No.: Title; Directed by; Written by; Storyboarded by; Original release date; Prod. code
1: "I'm Back"; N/A; N/A; N/A; July 16, 2021; 106
"Do the Fruit Shake": N/A; N/A; N/A
"I'm Back": An extended music video of the song "I'm Back" from the episode "Operation Popstar". "Do the Fruit Shake": An extended music video of the song "Do the Fruit Shake" from the episode of the same name.
2: "Operation: After School Snack"; Mike Nordstrom; Joshua Hoskison; Nic Parris; July 23, 2021; 107
"Meet the Mercado!": Miguel Puga; Rebeca B. Delgado
"Operation: After School Snack": Secret agents Carl, Sergio, and Lalo attempt to retrieve a bag of chips from Carlitos. "Meet the Mercado!": Ronnie Anne and Bobby offer to show the viewers, the 1,000th customer, around the mercado with a special prize at the end.

| Source information |
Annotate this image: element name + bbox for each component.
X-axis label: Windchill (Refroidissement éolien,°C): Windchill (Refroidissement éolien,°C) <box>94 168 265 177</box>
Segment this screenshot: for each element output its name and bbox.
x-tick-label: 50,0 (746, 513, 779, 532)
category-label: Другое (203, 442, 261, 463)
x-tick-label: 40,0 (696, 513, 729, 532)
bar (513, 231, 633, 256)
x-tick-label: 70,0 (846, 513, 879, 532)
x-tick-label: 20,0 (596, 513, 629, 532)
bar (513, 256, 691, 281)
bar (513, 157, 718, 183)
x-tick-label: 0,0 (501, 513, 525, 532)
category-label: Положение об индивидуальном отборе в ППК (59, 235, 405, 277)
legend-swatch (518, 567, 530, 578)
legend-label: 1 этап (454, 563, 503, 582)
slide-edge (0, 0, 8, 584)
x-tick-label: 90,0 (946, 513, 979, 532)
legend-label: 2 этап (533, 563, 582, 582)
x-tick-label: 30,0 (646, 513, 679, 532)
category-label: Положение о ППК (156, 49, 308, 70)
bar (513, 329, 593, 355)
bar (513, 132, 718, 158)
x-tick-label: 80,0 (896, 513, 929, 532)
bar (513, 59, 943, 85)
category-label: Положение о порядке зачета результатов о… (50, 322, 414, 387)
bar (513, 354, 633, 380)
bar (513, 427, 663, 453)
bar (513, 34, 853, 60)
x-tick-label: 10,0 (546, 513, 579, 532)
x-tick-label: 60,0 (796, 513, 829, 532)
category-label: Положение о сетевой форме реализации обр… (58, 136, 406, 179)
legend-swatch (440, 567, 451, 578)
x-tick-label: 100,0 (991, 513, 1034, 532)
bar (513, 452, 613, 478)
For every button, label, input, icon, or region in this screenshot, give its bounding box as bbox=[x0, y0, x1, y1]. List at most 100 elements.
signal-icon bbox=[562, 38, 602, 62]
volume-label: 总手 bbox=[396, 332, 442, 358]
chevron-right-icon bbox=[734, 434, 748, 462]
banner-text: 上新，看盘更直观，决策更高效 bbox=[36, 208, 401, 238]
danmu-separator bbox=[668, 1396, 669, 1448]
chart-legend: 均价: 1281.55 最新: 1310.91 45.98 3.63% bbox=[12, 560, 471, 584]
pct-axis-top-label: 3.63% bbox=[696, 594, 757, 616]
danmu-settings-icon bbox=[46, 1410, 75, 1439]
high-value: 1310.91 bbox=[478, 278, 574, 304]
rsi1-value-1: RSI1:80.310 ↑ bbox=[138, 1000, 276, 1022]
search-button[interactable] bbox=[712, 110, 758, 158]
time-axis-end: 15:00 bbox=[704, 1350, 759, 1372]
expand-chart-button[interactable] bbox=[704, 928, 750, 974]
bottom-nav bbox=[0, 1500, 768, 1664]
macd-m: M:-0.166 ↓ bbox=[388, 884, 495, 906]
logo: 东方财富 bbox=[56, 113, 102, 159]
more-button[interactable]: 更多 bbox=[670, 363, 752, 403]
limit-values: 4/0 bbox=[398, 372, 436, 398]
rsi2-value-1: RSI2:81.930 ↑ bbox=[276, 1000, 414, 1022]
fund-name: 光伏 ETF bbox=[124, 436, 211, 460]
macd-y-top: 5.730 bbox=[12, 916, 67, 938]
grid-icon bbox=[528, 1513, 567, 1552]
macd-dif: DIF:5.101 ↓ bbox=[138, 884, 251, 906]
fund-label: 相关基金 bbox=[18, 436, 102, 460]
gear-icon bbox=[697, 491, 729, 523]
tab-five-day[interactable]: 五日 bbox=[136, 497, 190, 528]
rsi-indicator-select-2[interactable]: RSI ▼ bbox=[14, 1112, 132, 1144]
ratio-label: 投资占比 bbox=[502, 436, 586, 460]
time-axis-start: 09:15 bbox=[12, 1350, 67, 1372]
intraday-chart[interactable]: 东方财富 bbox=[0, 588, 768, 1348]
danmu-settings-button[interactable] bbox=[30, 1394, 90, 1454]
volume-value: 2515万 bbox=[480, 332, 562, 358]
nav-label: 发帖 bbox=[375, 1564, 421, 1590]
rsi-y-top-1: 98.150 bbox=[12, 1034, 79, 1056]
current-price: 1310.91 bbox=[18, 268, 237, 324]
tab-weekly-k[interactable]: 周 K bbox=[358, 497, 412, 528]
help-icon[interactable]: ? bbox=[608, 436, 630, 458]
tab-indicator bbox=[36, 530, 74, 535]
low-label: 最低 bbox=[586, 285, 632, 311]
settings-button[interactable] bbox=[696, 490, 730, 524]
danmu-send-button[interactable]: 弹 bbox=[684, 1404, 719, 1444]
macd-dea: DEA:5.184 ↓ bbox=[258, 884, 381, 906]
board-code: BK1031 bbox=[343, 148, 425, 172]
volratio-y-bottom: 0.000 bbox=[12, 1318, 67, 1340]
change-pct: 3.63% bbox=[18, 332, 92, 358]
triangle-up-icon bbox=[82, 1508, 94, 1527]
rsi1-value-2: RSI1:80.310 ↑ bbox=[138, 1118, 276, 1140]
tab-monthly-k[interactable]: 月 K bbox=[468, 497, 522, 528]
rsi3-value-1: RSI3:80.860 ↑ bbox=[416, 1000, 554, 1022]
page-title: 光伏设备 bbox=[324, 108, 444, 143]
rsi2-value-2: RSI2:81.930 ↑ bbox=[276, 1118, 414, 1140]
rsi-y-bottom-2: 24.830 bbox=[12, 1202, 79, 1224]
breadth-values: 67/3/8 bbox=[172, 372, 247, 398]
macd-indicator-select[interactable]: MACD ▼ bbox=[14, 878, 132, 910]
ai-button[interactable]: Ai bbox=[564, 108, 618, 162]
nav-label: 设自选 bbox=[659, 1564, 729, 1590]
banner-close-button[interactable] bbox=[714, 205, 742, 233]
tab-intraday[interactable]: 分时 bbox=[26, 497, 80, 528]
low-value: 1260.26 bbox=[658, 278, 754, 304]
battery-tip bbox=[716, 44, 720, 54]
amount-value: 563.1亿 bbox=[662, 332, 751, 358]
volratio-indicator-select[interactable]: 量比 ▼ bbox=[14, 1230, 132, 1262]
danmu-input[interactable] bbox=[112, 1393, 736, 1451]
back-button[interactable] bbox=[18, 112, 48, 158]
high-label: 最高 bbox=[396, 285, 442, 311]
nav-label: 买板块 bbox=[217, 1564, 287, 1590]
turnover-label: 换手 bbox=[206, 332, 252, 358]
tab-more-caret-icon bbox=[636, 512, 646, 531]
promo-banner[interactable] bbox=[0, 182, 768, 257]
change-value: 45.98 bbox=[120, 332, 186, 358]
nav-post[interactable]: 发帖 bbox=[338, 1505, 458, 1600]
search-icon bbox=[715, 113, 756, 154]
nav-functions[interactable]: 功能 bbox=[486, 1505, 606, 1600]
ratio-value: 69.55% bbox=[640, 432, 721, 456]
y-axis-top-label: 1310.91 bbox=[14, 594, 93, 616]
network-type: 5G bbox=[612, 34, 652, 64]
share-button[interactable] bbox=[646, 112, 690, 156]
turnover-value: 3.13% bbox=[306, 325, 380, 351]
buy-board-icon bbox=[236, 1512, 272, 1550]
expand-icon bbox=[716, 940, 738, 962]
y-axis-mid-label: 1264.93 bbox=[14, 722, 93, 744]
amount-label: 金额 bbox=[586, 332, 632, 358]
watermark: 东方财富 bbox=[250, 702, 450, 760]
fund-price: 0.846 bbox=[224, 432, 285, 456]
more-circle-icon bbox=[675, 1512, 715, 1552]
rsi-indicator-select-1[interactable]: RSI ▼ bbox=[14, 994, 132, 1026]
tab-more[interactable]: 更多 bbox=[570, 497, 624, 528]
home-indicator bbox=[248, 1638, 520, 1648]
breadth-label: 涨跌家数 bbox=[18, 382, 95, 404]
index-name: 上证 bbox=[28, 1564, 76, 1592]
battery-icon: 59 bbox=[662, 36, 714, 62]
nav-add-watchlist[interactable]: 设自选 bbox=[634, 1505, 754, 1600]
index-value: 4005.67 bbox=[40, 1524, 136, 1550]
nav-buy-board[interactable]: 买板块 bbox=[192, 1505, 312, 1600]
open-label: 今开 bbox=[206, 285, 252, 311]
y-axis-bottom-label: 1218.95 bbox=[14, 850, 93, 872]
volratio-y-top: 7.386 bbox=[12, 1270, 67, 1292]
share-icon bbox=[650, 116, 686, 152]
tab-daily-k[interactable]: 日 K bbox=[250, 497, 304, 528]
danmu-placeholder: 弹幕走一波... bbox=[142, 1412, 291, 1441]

| Exercises |
1. From the episode list, reproduce the stretch from "No.: Title; Directed" through "at the end." word for word.
2. According to the episode list, which secret agents try to retrieve a bag of chips from Carlitos?

| Answers for the tasks |
1.
No.: Title; Directed by; Written by; Storyboarded by; Original release date; Prod. code
1: "I'm Back"; N/A; N/A; N/A; July 16, 2021; 106
"Do the Fruit Shake": N/A; N/A; N/A
"I'm Back": An extended music video of the song "I'm Back" from the episode "Operation Popstar". "Do the Fruit Shake": An extended music video of the song "Do the Fruit Shake" from the episode of the same name.
2: "Operation: After School Snack"; Mike Nordstrom; Joshua Hoskison; Nic Parris; July 23, 2021; 107
"Meet the Mercado!": Miguel Puga; Rebeca B. Delgado
"Operation: After School Snack": Secret agents Carl, Sergio, and Lalo attempt to retrieve a bag of chips from Carlitos. "Meet the Mercado!": Ronnie Anne and Bobby offer to show the viewers, the 1,000th customer, around the mercado with a special prize at the end.

2. Carl, Sergio, and Lalo